### [EXERCISE]
Go through the entries below and collect each line with the string "marker" in it.
>> begin PROVIDED MATERIAL
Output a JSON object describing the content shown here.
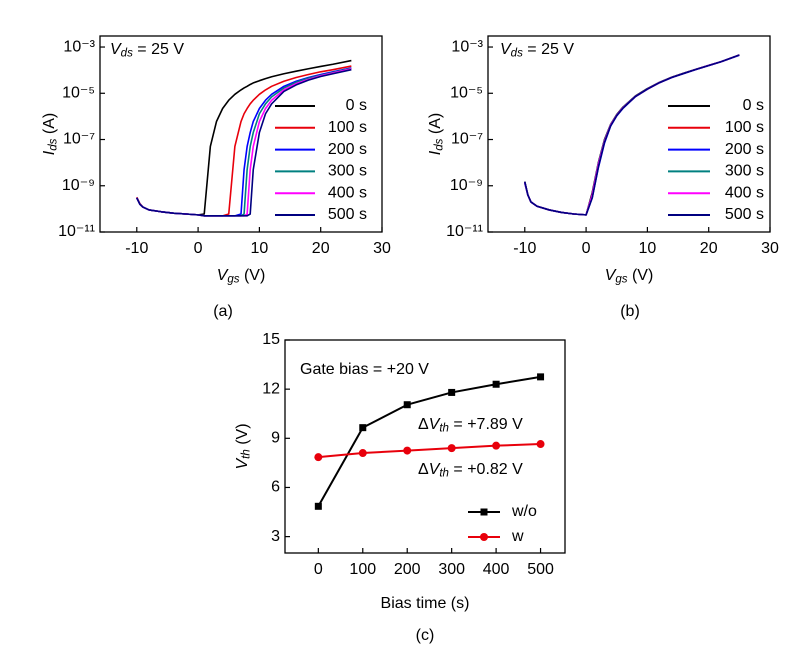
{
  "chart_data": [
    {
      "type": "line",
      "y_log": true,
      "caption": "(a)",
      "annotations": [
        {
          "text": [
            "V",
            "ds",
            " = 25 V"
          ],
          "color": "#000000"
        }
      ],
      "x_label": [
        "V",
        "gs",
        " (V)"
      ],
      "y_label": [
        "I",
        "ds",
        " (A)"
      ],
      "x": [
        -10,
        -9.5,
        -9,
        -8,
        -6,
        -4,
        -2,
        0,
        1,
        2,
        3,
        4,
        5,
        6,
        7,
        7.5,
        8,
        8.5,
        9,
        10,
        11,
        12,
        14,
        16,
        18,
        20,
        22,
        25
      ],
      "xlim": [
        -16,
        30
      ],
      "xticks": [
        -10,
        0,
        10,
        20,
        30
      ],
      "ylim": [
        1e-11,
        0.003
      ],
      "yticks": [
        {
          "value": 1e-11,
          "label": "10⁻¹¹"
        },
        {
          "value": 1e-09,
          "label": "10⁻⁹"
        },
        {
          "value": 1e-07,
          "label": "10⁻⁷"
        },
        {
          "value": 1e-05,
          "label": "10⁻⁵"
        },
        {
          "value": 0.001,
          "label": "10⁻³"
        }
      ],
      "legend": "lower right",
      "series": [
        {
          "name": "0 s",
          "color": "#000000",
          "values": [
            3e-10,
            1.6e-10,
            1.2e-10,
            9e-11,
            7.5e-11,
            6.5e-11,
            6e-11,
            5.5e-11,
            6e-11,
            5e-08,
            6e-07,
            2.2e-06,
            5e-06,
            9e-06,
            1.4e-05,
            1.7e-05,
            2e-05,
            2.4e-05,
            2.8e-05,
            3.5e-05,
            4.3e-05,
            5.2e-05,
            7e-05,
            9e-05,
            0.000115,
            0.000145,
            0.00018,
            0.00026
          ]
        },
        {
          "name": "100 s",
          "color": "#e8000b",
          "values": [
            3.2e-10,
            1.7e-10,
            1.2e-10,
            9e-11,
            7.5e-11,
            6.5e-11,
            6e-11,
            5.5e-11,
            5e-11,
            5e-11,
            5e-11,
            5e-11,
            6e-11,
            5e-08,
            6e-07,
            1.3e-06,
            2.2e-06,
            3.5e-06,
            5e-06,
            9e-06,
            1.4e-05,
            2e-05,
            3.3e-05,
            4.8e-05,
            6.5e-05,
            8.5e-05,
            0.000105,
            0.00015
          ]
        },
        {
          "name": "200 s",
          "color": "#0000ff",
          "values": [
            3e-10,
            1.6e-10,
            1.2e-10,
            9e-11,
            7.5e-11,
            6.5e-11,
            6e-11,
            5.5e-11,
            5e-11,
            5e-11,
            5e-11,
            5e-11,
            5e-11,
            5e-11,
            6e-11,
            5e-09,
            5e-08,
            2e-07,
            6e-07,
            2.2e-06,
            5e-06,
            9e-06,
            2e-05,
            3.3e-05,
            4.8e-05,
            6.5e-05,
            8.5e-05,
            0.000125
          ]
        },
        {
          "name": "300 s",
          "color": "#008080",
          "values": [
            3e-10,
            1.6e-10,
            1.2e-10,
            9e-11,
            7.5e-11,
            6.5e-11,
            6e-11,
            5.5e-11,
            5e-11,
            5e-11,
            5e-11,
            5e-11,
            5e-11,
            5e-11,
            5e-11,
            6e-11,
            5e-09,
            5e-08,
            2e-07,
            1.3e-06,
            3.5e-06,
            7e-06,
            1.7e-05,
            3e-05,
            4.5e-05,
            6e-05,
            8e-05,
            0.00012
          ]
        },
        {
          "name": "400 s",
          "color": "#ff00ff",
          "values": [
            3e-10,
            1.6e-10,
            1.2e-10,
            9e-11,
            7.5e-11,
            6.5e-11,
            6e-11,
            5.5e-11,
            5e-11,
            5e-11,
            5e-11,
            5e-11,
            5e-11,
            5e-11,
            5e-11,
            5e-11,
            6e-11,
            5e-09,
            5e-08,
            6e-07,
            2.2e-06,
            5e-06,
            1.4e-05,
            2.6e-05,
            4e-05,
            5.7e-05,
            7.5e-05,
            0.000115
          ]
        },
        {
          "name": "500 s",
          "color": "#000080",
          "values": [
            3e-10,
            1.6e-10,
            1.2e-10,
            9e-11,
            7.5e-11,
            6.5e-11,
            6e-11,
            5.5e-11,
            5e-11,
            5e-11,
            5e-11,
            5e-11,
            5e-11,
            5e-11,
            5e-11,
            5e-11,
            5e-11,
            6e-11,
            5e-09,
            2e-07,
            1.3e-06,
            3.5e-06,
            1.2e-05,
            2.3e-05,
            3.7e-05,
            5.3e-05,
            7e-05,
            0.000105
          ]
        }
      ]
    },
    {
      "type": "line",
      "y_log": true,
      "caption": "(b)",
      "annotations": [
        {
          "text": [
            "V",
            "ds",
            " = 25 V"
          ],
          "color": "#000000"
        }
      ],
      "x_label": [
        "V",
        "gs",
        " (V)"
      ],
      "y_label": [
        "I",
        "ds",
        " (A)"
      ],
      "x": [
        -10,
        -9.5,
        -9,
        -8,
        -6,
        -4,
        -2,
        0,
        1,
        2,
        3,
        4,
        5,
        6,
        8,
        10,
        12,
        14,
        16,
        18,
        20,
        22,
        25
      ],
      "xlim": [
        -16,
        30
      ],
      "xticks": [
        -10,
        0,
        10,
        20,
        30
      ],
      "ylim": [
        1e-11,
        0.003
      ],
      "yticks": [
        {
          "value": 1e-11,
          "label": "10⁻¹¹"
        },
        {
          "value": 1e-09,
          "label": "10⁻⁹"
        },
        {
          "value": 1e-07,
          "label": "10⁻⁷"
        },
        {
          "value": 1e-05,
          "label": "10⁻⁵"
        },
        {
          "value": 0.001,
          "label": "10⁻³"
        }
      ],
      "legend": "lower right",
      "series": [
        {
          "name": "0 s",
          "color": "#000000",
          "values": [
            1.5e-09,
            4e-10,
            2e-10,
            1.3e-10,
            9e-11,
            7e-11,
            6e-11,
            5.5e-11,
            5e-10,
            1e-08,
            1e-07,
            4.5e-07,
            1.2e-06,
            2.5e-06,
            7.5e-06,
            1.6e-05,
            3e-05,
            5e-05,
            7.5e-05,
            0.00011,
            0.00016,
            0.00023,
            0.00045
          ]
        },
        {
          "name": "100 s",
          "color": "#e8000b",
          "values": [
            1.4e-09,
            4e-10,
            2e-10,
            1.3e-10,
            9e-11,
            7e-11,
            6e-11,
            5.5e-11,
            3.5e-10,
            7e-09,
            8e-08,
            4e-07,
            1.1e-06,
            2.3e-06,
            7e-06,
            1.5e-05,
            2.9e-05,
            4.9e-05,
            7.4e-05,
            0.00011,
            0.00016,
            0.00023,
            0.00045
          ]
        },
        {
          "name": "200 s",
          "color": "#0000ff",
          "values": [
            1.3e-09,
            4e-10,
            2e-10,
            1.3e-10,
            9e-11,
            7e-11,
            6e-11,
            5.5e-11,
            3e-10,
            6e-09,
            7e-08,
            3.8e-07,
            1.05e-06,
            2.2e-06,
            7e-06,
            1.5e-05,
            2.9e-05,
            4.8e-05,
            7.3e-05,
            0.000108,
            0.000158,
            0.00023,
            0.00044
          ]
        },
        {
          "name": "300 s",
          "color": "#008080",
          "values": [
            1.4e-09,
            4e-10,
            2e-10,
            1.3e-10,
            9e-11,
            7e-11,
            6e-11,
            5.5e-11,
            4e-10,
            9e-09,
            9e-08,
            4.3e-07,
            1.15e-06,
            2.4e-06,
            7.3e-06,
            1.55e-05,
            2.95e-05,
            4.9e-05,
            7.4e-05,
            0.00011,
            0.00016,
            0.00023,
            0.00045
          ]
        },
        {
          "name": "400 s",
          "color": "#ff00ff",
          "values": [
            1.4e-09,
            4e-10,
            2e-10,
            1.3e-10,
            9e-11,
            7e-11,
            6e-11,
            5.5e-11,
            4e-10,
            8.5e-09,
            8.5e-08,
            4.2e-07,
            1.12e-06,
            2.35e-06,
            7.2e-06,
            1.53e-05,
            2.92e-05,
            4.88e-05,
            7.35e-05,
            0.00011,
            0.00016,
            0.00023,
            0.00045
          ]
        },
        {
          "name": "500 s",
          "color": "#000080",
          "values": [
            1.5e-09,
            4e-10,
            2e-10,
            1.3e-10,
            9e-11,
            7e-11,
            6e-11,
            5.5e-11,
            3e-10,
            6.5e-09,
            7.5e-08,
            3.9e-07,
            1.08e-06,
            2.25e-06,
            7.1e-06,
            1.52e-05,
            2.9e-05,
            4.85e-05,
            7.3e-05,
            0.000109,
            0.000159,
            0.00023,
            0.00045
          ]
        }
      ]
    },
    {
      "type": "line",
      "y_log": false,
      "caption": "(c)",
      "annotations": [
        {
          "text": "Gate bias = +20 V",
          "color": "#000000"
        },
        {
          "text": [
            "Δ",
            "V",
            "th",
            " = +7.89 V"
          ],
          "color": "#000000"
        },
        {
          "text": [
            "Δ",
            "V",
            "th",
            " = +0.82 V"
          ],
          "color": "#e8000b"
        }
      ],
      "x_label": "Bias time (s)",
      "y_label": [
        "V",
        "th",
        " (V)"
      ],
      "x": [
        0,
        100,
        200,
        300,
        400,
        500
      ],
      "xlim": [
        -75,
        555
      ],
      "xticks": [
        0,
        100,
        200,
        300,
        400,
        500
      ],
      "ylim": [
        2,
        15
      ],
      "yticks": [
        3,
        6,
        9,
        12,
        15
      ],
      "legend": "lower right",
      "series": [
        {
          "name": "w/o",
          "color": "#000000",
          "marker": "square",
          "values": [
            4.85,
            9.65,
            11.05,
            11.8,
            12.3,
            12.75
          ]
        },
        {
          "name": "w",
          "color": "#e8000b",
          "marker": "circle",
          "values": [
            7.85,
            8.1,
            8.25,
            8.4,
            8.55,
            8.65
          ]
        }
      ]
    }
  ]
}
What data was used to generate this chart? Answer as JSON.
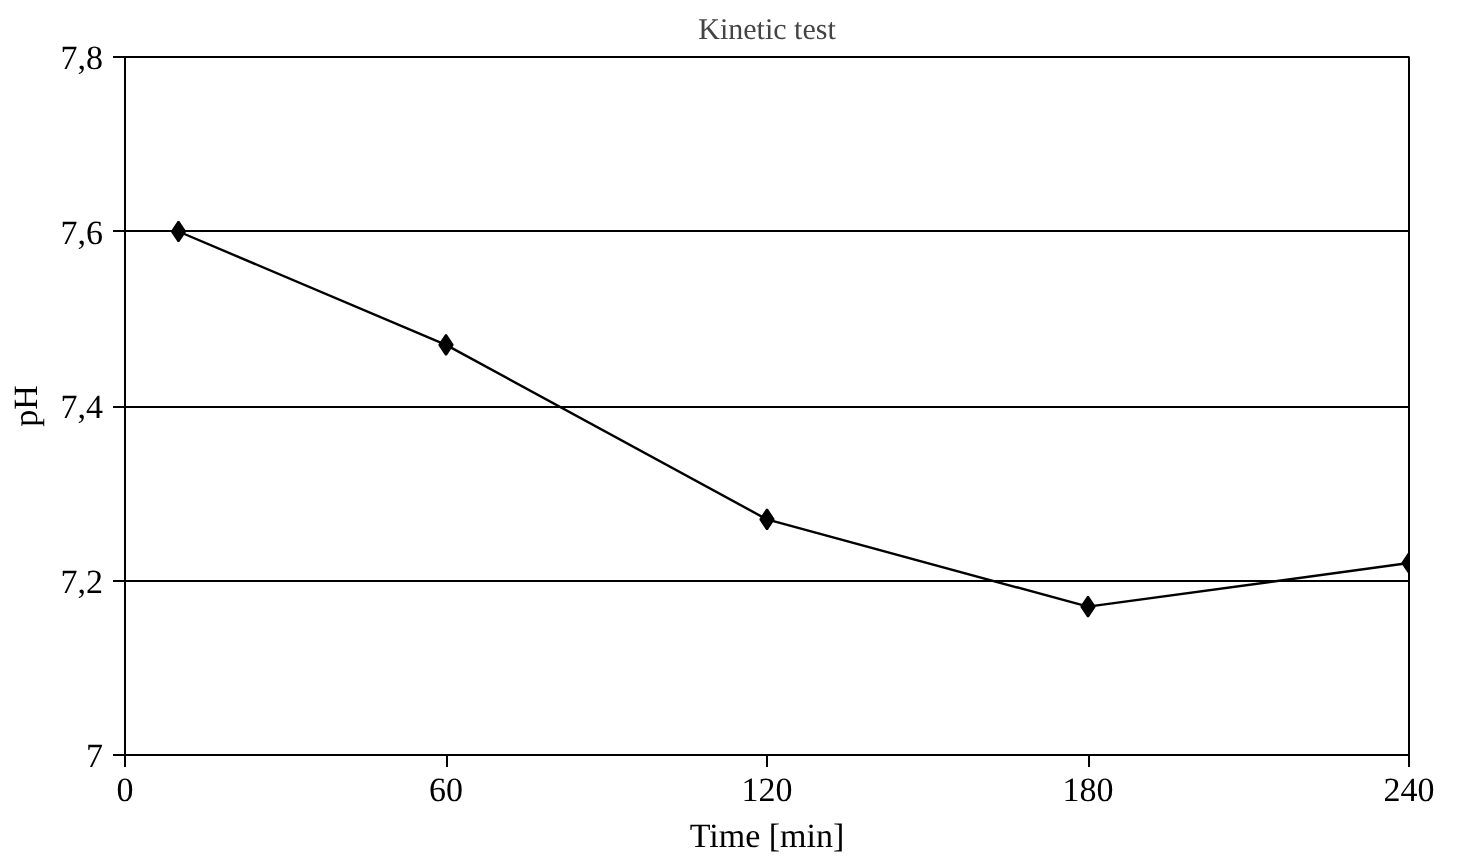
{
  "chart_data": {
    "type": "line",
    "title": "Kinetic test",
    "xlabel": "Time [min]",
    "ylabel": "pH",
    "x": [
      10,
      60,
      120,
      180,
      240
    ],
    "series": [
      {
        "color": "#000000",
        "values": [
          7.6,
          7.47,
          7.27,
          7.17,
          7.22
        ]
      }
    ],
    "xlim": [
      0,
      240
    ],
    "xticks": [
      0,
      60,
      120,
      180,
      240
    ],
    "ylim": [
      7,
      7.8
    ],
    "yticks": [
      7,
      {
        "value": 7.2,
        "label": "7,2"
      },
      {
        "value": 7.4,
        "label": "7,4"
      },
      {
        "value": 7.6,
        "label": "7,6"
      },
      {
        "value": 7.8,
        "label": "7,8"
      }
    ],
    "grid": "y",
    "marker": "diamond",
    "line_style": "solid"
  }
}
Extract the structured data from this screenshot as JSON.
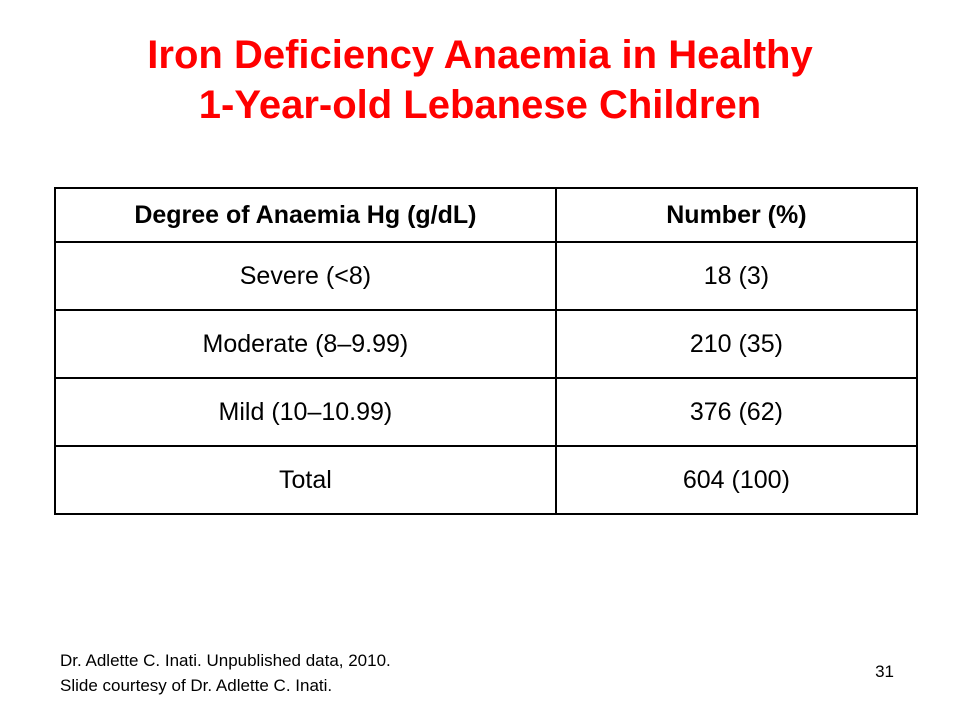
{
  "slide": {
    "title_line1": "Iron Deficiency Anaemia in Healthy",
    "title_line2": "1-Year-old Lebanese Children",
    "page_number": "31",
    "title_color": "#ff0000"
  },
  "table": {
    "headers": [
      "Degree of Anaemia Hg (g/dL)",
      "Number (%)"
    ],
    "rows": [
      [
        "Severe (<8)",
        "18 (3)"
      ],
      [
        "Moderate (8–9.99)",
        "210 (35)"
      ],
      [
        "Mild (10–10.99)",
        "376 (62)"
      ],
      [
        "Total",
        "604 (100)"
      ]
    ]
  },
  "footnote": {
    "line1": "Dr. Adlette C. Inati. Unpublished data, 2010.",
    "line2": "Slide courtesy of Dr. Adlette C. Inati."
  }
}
>> end PROVIDED MATERIAL
### [ANSWER IN FULL]
          "marker": "square",
          "marker": "circle",
    "marker": "diamond",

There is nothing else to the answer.